- TO BE DONE:
Find the string "Split" in the data, then copy every line where it is found.
*** INFORMATION SHOWN ***
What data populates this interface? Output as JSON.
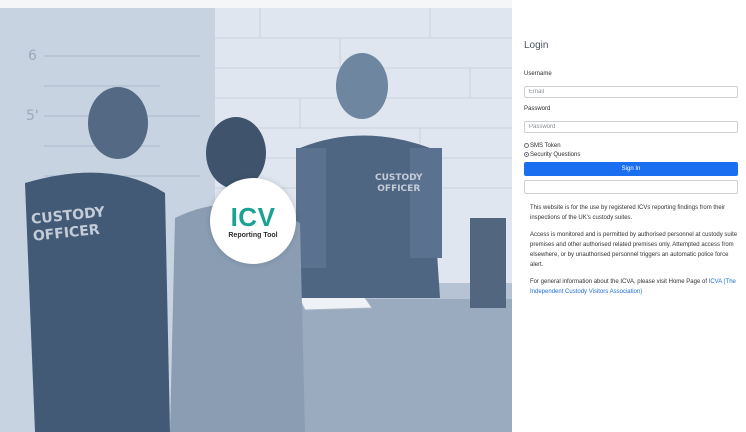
{
  "hero": {
    "logo_mark": "ICV",
    "logo_subtitle": "Reporting Tool",
    "officer_badge_left": [
      "CUSTODY",
      "OFFICER"
    ],
    "officer_badge_right": [
      "CUSTODY",
      "OFFICER"
    ],
    "height_marks": [
      "6",
      "5'"
    ]
  },
  "login": {
    "title": "Login",
    "username_label": "Username",
    "username_placeholder": "Email",
    "password_label": "Password",
    "password_placeholder": "Password",
    "options": [
      {
        "label": "SMS Token",
        "checked": false
      },
      {
        "label": "Security Questions",
        "checked": true
      }
    ],
    "signin_label": "Sign In"
  },
  "info": {
    "p1": "This website is for the use by registered ICVs reporting findings from their inspections of the UK's custody suites.",
    "p2": "Access is monitored and is permitted by authorised personnel at custody suite premises and other authorised related premises only. Attempted access from elsewhere, or by unauthorised personnel triggers an automatic police force alert.",
    "p3_prefix": "For general information about the ICVA, please visit Home Page of",
    "p3_link": "ICVA (The Independent Custody Visitors Association)"
  }
}
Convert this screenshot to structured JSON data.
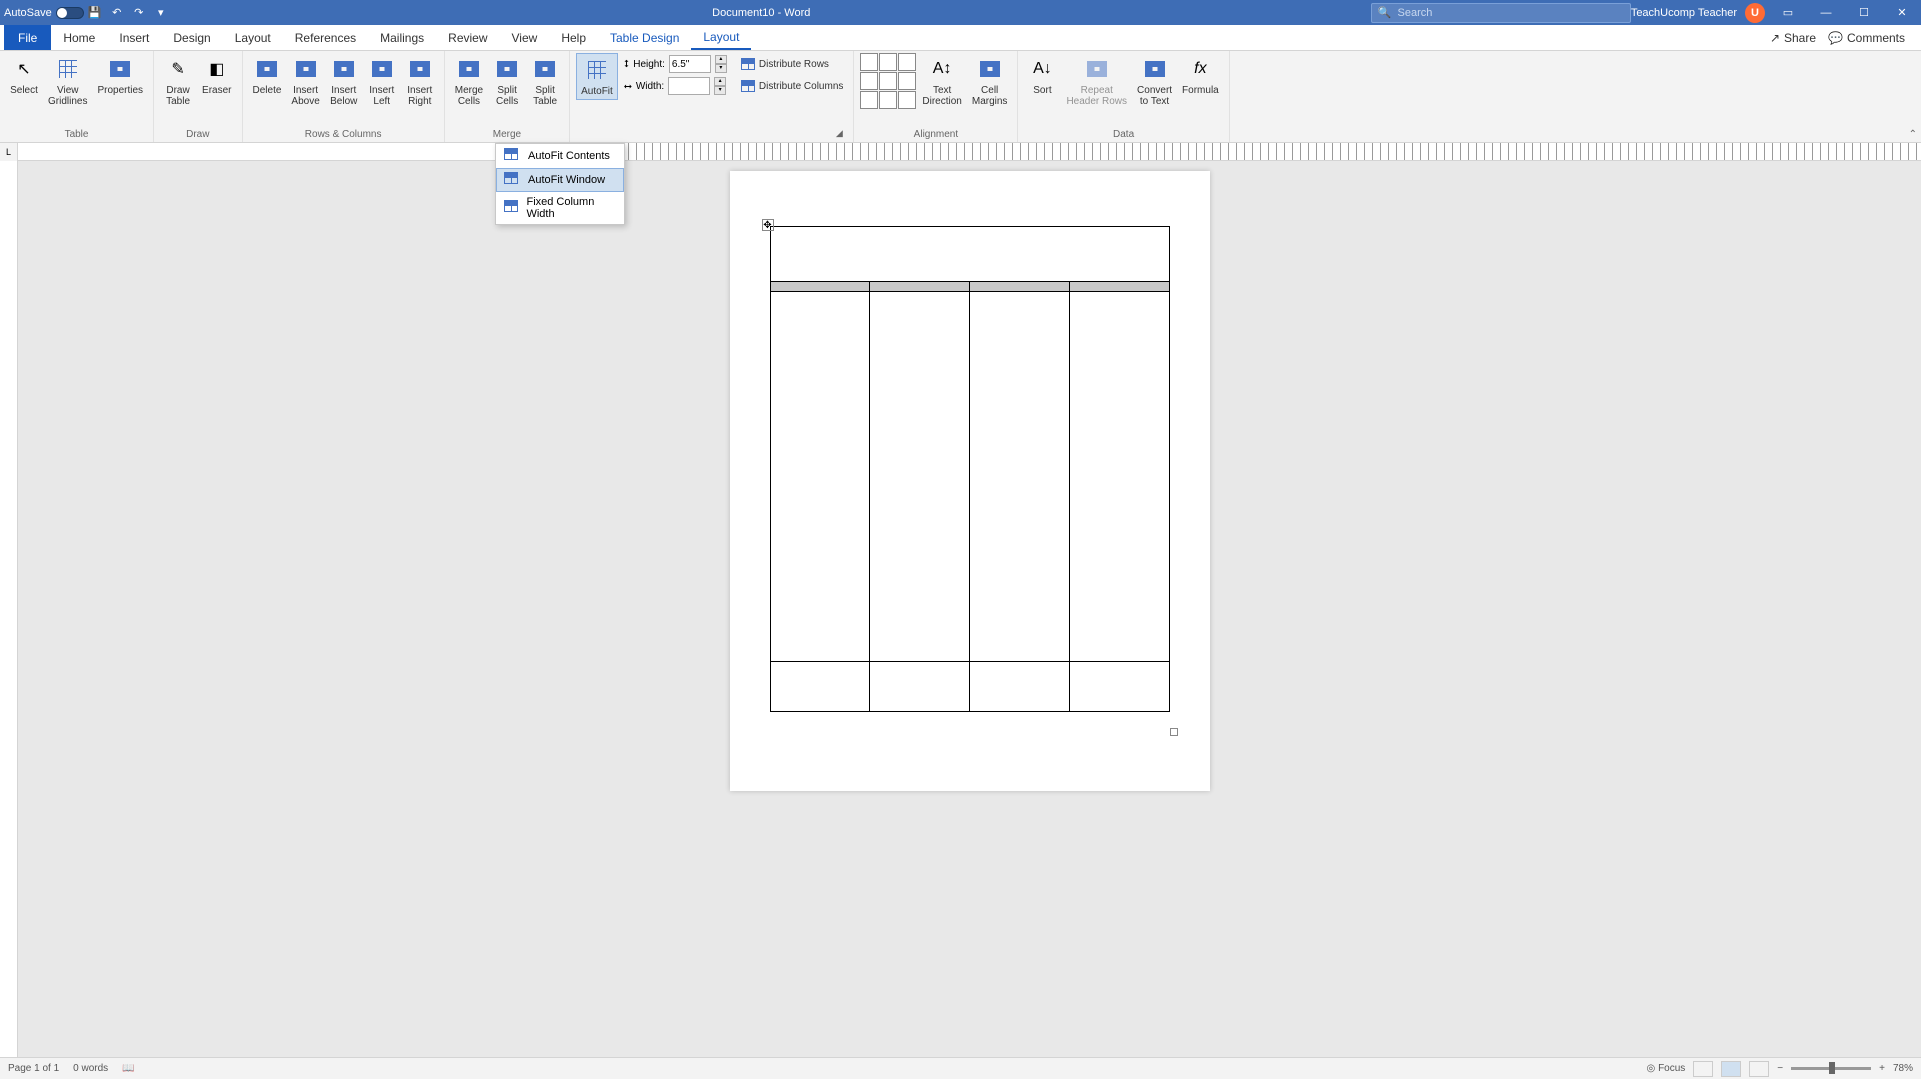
{
  "titleBar": {
    "autoSave": "AutoSave",
    "autoSaveState": "Off",
    "docTitle": "Document10 - Word",
    "searchPlaceholder": "Search",
    "userName": "TeachUcomp Teacher",
    "userInitial": "U"
  },
  "tabs": {
    "file": "File",
    "home": "Home",
    "insert": "Insert",
    "design": "Design",
    "layout": "Layout",
    "references": "References",
    "mailings": "Mailings",
    "review": "Review",
    "view": "View",
    "help": "Help",
    "tableDesign": "Table Design",
    "tableLayout": "Layout",
    "share": "Share",
    "comments": "Comments"
  },
  "ribbon": {
    "table": {
      "label": "Table",
      "select": "Select",
      "gridlines": "View\nGridlines",
      "properties": "Properties"
    },
    "draw": {
      "label": "Draw",
      "drawTable": "Draw\nTable",
      "eraser": "Eraser"
    },
    "rowsCols": {
      "label": "Rows & Columns",
      "delete": "Delete",
      "insertAbove": "Insert\nAbove",
      "insertBelow": "Insert\nBelow",
      "insertLeft": "Insert\nLeft",
      "insertRight": "Insert\nRight"
    },
    "merge": {
      "label": "Merge",
      "mergeCells": "Merge\nCells",
      "splitCells": "Split\nCells",
      "splitTable": "Split\nTable"
    },
    "cellSize": {
      "autofit": "AutoFit",
      "height": "Height:",
      "heightVal": "6.5\"",
      "width": "Width:",
      "widthVal": "",
      "distRows": "Distribute Rows",
      "distCols": "Distribute Columns"
    },
    "alignment": {
      "label": "Alignment",
      "textDir": "Text\nDirection",
      "cellMargins": "Cell\nMargins"
    },
    "data": {
      "label": "Data",
      "sort": "Sort",
      "repeatHdr": "Repeat\nHeader Rows",
      "convertText": "Convert\nto Text",
      "formula": "Formula"
    }
  },
  "dropdown": {
    "autofitContents": "AutoFit Contents",
    "autofitWindow": "AutoFit Window",
    "fixedWidth": "Fixed Column Width"
  },
  "statusBar": {
    "page": "Page 1 of 1",
    "words": "0 words",
    "focus": "Focus",
    "zoom": "78%"
  }
}
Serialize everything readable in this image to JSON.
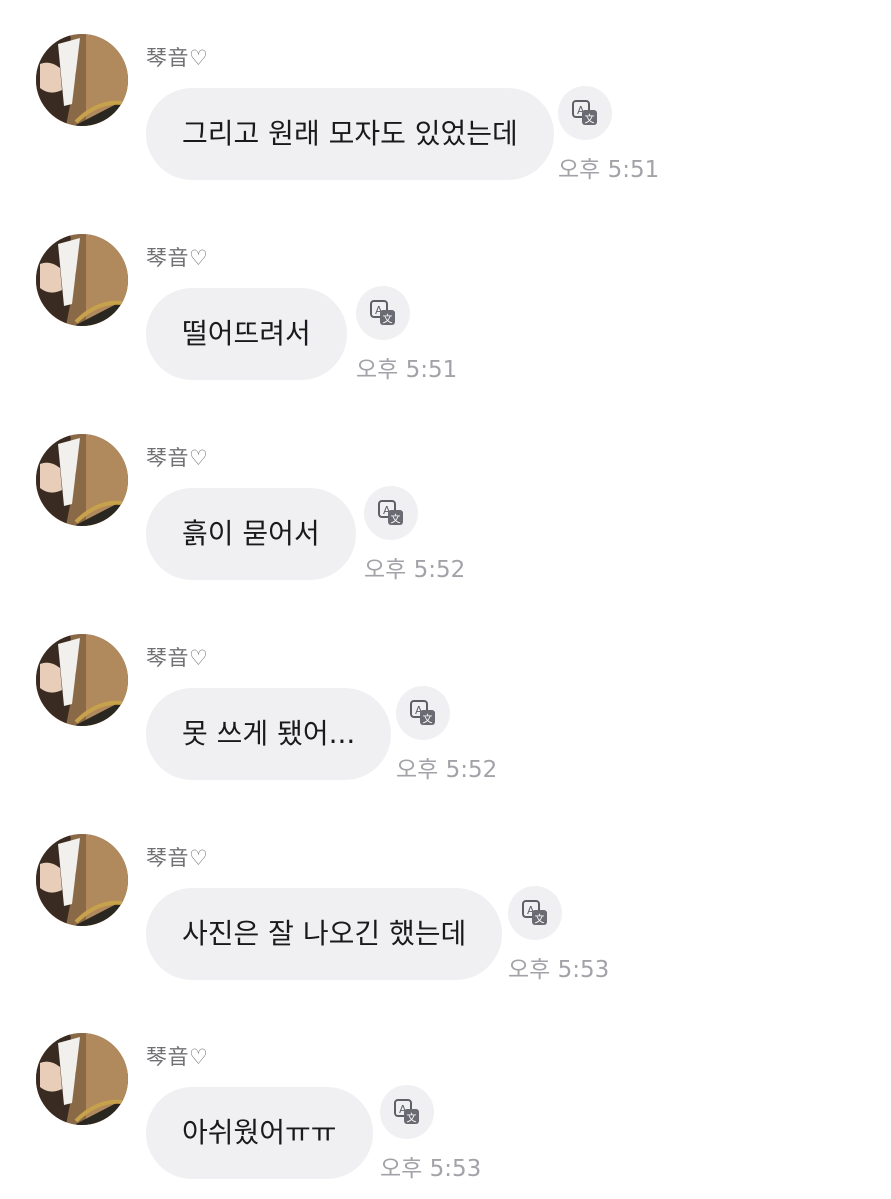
{
  "messages": [
    {
      "sender": "琴音♡",
      "text": "그리고 원래 모자도 있었는데",
      "time": "오후 5:51"
    },
    {
      "sender": "琴音♡",
      "text": "떨어뜨려서",
      "time": "오후 5:51"
    },
    {
      "sender": "琴音♡",
      "text": "흙이 묻어서",
      "time": "오후 5:52"
    },
    {
      "sender": "琴音♡",
      "text": "못 쓰게 됐어...",
      "time": "오후 5:52"
    },
    {
      "sender": "琴音♡",
      "text": "사진은 잘 나오긴 했는데",
      "time": "오후 5:53"
    },
    {
      "sender": "琴音♡",
      "text": "아쉬웠어ㅠㅠ",
      "time": "오후 5:53"
    }
  ],
  "translate_icon": "translate-icon",
  "colors": {
    "bubble": "#f0f0f3",
    "timestamp": "#a2a2a8",
    "sender": "#707074"
  }
}
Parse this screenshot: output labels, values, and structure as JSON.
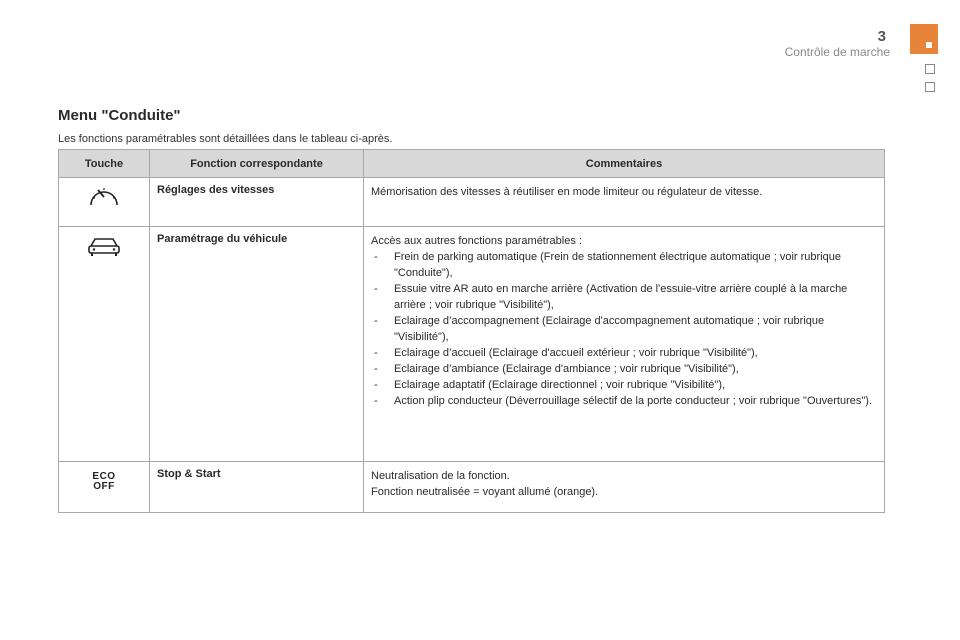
***
- SOLUTION TO THIS PROBLEM:
      "splitCells": "Split\nCells",
      "splitTable": "Split\nTable"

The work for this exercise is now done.